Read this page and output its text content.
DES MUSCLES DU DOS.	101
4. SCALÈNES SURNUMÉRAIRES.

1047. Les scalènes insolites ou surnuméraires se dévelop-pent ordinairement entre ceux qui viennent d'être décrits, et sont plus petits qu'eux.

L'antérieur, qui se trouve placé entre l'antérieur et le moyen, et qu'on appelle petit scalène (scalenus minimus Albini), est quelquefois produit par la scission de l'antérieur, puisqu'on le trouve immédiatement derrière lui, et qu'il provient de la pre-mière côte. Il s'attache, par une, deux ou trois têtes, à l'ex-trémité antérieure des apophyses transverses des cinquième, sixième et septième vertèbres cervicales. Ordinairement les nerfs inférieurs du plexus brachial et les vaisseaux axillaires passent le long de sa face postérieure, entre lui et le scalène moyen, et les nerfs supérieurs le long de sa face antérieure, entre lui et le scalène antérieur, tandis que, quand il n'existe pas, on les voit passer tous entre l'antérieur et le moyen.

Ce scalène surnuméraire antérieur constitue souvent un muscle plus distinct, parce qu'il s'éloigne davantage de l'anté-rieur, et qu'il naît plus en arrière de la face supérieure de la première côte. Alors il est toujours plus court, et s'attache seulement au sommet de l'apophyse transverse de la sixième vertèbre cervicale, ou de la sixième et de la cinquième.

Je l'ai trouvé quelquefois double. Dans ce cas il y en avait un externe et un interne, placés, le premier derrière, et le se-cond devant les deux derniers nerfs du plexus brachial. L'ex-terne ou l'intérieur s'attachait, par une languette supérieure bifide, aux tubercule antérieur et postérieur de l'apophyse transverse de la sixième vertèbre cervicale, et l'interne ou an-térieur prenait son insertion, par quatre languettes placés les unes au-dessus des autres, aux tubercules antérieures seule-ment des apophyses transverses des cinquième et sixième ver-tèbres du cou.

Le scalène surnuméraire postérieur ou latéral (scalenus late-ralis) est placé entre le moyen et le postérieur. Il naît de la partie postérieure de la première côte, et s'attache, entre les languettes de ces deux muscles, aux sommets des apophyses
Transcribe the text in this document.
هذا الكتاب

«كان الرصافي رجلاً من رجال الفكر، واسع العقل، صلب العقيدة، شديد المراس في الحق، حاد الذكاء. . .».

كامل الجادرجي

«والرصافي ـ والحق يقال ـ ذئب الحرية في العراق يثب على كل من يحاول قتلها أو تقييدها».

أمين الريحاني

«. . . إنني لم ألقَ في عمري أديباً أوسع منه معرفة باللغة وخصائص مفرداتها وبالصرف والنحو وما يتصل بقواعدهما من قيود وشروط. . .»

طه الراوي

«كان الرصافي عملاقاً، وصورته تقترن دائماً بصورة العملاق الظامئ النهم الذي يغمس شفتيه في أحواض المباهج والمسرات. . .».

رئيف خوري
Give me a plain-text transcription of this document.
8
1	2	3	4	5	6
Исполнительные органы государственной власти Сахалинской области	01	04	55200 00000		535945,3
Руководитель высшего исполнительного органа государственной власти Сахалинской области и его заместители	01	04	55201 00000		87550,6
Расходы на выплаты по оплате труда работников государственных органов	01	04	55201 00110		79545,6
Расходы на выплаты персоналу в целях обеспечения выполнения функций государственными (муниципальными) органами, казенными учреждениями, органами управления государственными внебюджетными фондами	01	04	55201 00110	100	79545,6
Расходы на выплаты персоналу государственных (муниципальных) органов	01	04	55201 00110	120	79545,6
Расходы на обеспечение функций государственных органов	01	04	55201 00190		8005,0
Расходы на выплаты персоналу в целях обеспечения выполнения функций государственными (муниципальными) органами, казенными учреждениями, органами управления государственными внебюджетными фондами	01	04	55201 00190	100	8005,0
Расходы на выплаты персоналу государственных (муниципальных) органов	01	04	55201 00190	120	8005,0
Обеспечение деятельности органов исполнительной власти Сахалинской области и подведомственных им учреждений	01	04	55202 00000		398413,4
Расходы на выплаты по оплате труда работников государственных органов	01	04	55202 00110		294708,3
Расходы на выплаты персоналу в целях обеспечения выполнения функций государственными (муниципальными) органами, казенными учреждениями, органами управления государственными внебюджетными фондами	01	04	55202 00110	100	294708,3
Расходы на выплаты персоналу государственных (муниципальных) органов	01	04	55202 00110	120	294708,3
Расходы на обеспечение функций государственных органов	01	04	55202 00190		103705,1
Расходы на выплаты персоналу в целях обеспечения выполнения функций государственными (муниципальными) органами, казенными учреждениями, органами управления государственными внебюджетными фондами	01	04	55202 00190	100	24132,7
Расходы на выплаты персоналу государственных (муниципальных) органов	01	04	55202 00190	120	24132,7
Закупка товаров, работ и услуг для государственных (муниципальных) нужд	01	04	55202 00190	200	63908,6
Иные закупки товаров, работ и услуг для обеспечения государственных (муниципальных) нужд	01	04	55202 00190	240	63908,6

------------

**Directions:**
All of the entries must be written out exactly as they stand.

**Completed exercise:**
Read this page and output its text content.
DES MUSCLES DU DOS.	101
4. SCALÈNES SURNUMÉRAIRES.

1047. Les scalènes insolites ou surnuméraires se dévelop-pent ordinairement entre ceux qui viennent d'être décrits, et sont plus petits qu'eux.

L'antérieur, qui se trouve placé entre l'antérieur et le moyen, et qu'on appelle petit scalène (scalenus minimus Albini), est quelquefois produit par la scission de l'antérieur, puisqu'on le trouve immédiatement derrière lui, et qu'il provient de la pre-mière côte. Il s'attache, par une, deux ou trois têtes, à l'ex-trémité antérieure des apophyses transverses des cinquième, sixième et septième vertèbres cervicales. Ordinairement les nerfs inférieurs du plexus brachial et les vaisseaux axillaires passent le long de sa face postérieure, entre lui et le scalène moyen, et les nerfs supérieurs le long de sa face antérieure, entre lui et le scalène antérieur, tandis que, quand il n'existe pas, on les voit passer tous entre l'antérieur et le moyen.

Ce scalène surnuméraire antérieur constitue souvent un muscle plus distinct, parce qu'il s'éloigne davantage de l'anté-rieur, et qu'il naît plus en arrière de la face supérieure de la première côte. Alors il est toujours plus court, et s'attache seulement au sommet de l'apophyse transverse de la sixième vertèbre cervicale, ou de la sixième et de la cinquième.

Je l'ai trouvé quelquefois double. Dans ce cas il y en avait un externe et un interne, placés, le premier derrière, et le se-cond devant les deux derniers nerfs du plexus brachial. L'ex-terne ou l'intérieur s'attachait, par une languette supérieure bifide, aux tubercule antérieur et postérieur de l'apophyse transverse de la sixième vertèbre cervicale, et l'interne ou an-térieur prenait son insertion, par quatre languettes placés les unes au-dessus des autres, aux tubercules antérieures seule-ment des apophyses transverses des cinquième et sixième ver-tèbres du cou.

Le scalène surnuméraire postérieur ou latéral (scalenus late-ralis) est placé entre le moyen et le postérieur. Il naît de la partie postérieure de la première côte, et s'attache, entre les languettes de ces deux muscles, aux sommets des apophyses
Transcribe the text in this document.
هذا الكتاب

«كان الرصافي رجلاً من رجال الفكر، واسع العقل، صلب العقيدة، شديد المراس في الحق، حاد الذكاء. . .».

كامل الجادرجي

«والرصافي ـ والحق يقال ـ ذئب الحرية في العراق يثب على كل من يحاول قتلها أو تقييدها».

أمين الريحاني

«. . . إنني لم ألقَ في عمري أديباً أوسع منه معرفة باللغة وخصائص مفرداتها وبالصرف والنحو وما يتصل بقواعدهما من قيود وشروط. . .»

طه الراوي

«كان الرصافي عملاقاً، وصورته تقترن دائماً بصورة العملاق الظامئ النهم الذي يغمس شفتيه في أحواض المباهج والمسرات. . .».

رئيف خوري
Give me a plain-text transcription of this document.
8
1	2	3	4	5	6
Исполнительные органы государственной власти Сахалинской области	01	04	55200 00000		535945,3
Руководитель высшего исполнительного органа государственной власти Сахалинской области и его заместители	01	04	55201 00000		87550,6
Расходы на выплаты по оплате труда работников государственных органов	01	04	55201 00110		79545,6
Расходы на выплаты персоналу в целях обеспечения выполнения функций государственными (муниципальными) органами, казенными учреждениями, органами управления государственными внебюджетными фондами	01	04	55201 00110	100	79545,6
Расходы на выплаты персоналу государственных (муниципальных) органов	01	04	55201 00110	120	79545,6
Расходы на обеспечение функций государственных органов	01	04	55201 00190		8005,0
Расходы на выплаты персоналу в целях обеспечения выполнения функций государственными (муниципальными) органами, казенными учреждениями, органами управления государственными внебюджетными фондами	01	04	55201 00190	100	8005,0
Расходы на выплаты персоналу государственных (муниципальных) органов	01	04	55201 00190	120	8005,0
Обеспечение деятельности органов исполнительной власти Сахалинской области и подведомственных им учреждений	01	04	55202 00000		398413,4
Расходы на выплаты по оплате труда работников государственных органов	01	04	55202 00110		294708,3
Расходы на выплаты персоналу в целях обеспечения выполнения функций государственными (муниципальными) органами, казенными учреждениями, органами управления государственными внебюджетными фондами	01	04	55202 00110	100	294708,3
Расходы на выплаты персоналу государственных (муниципальных) органов	01	04	55202 00110	120	294708,3
Расходы на обеспечение функций государственных органов	01	04	55202 00190		103705,1
Расходы на выплаты персоналу в целях обеспечения выполнения функций государственными (муниципальными) органами, казенными учреждениями, органами управления государственными внебюджетными фондами	01	04	55202 00190	100	24132,7
Расходы на выплаты персоналу государственных (муниципальных) органов	01	04	55202 00190	120	24132,7
Закупка товаров, работ и услуг для государственных (муниципальных) нужд	01	04	55202 00190	200	63908,6
Иные закупки товаров, работ и услуг для обеспечения государственных (муниципальных) нужд	01	04	55202 00190	240	63908,6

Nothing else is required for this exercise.